Directive: Leave out the images and repeat the listing below without a single change.

Records shown:
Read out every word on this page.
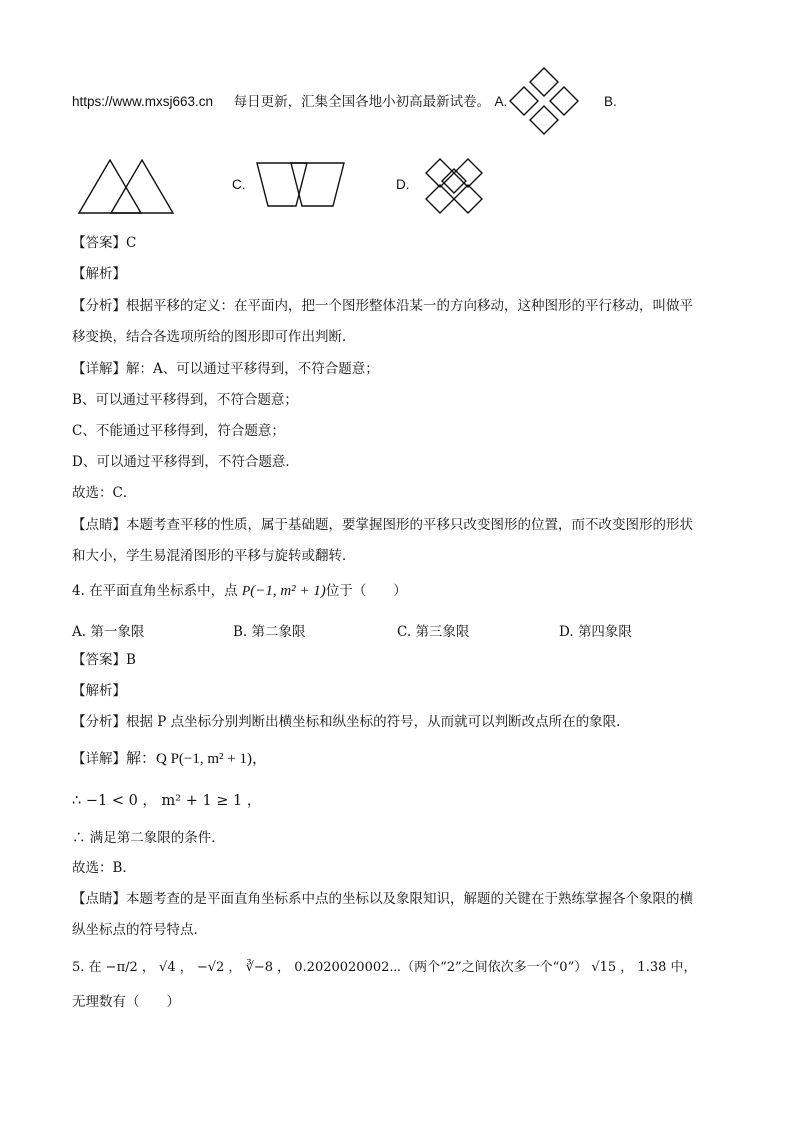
https://www.mxsj663.cn 每日更新，汇集全国各地小初高最新试卷。 A.	B.
C.	D.
【答案】C
【解析】
【分析】根据平移的定义：在平面内，把一个图形整体沿某一的方向移动，这种图形的平行移动，叫做平
移变换，结合各选项所给的图形即可作出判断．
【详解】解：A、可以通过平移得到，不符合题意；
B、可以通过平移得到，不符合题意；
C、不能通过平移得到，符合题意；
D、可以通过平移得到，不符合题意．
故选：C．
【点睛】本题考查平移的性质，属于基础题，要掌握图形的平移只改变图形的位置，而不改变图形的形状
和大小，学生易混淆图形的平移与旋转或翻转．
4. 在平面直角坐标系中，点 P(−1, m² + 1)位于（　　）
A. 第一象限	B. 第二象限	C. 第三象限	D. 第四象限
【答案】B
【解析】
【分析】根据 P 点坐标分别判断出横坐标和纵坐标的符号，从而就可以判断改点所在的象限．
【详解】解：Q P(−1, m² + 1)，
∴ −1 < 0 ， m² + 1 ≥ 1 ，
∴ 满足第二象限的条件．
故选：B．
【点睛】本题考查的是平面直角坐标系中点的坐标以及象限知识，解题的关键在于熟练掌握各个象限的横
纵坐标点的符号特点．
5. 在 −π/2 ， √4 ， −√2 ， ∛−8 ， 0.2020020002⋯（两个“2”之间依次多一个“0”） √15 ， 1.3̇8̇ 中，
无理数有（　　）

Answer to the problem:
Read out every word on this page.
https://www.mxsj663.cn 每日更新，汇集全国各地小初高最新试卷。 A.	B.
C.	D.
【答案】C
【解析】
【分析】根据平移的定义：在平面内，把一个图形整体沿某一的方向移动，这种图形的平行移动，叫做平
移变换，结合各选项所给的图形即可作出判断．
【详解】解：A、可以通过平移得到，不符合题意；
B、可以通过平移得到，不符合题意；
C、不能通过平移得到，符合题意；
D、可以通过平移得到，不符合题意．
故选：C．
【点睛】本题考查平移的性质，属于基础题，要掌握图形的平移只改变图形的位置，而不改变图形的形状
和大小，学生易混淆图形的平移与旋转或翻转．
4. 在平面直角坐标系中，点 P(−1, m² + 1)位于（　　）
A. 第一象限	B. 第二象限	C. 第三象限	D. 第四象限
【答案】B
【解析】
【分析】根据 P 点坐标分别判断出横坐标和纵坐标的符号，从而就可以判断改点所在的象限．
【详解】解：Q P(−1, m² + 1)，
∴ −1 < 0 ， m² + 1 ≥ 1 ，
∴ 满足第二象限的条件．
故选：B．
【点睛】本题考查的是平面直角坐标系中点的坐标以及象限知识，解题的关键在于熟练掌握各个象限的横
纵坐标点的符号特点．
5. 在 −π/2 ， √4 ， −√2 ， ∛−8 ， 0.2020020002⋯（两个“2”之间依次多一个“0”） √15 ， 1.3̇8̇ 中，
无理数有（　　）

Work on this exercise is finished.